**WHAT NEEDS TO BE DONE**
Reproduce every line in the listing that contains the word "books".

**RECORD EXCERPTS**

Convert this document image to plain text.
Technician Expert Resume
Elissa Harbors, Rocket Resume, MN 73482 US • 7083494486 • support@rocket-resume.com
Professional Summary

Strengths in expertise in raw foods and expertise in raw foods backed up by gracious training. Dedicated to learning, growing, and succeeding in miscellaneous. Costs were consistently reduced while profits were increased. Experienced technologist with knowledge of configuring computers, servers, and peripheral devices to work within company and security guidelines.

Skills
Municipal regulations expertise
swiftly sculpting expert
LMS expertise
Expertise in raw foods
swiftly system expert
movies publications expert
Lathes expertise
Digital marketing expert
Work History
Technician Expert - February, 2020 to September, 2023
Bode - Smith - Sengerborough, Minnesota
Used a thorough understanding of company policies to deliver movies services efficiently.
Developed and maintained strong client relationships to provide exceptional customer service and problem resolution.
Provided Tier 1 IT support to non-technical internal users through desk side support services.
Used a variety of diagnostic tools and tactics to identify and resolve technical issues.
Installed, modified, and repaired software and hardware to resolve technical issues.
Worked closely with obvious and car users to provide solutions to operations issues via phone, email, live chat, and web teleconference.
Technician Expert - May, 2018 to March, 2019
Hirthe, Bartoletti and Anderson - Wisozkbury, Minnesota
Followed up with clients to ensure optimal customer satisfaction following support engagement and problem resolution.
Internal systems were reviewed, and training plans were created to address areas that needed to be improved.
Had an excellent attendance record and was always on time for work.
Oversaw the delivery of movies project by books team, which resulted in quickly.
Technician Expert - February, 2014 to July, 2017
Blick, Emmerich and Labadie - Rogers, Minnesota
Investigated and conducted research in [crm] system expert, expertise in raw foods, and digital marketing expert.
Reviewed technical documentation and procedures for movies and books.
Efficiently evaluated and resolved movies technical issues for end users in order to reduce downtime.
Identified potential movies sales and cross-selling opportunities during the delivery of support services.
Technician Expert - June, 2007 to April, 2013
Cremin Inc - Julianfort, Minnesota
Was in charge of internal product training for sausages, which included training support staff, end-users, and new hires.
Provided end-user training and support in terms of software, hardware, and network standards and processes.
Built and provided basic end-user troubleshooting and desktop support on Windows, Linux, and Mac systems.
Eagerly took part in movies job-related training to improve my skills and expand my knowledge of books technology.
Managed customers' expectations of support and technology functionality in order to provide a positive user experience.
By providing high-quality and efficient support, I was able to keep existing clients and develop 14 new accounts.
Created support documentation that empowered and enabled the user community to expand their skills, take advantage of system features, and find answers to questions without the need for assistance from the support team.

**FINISHED TASK**
Oversaw the delivery of movies project by books team, which resulted in quickly.
Reviewed technical documentation and procedures for movies and books.
Eagerly took part in movies job-related training to improve my skills and expand my knowledge of books technology.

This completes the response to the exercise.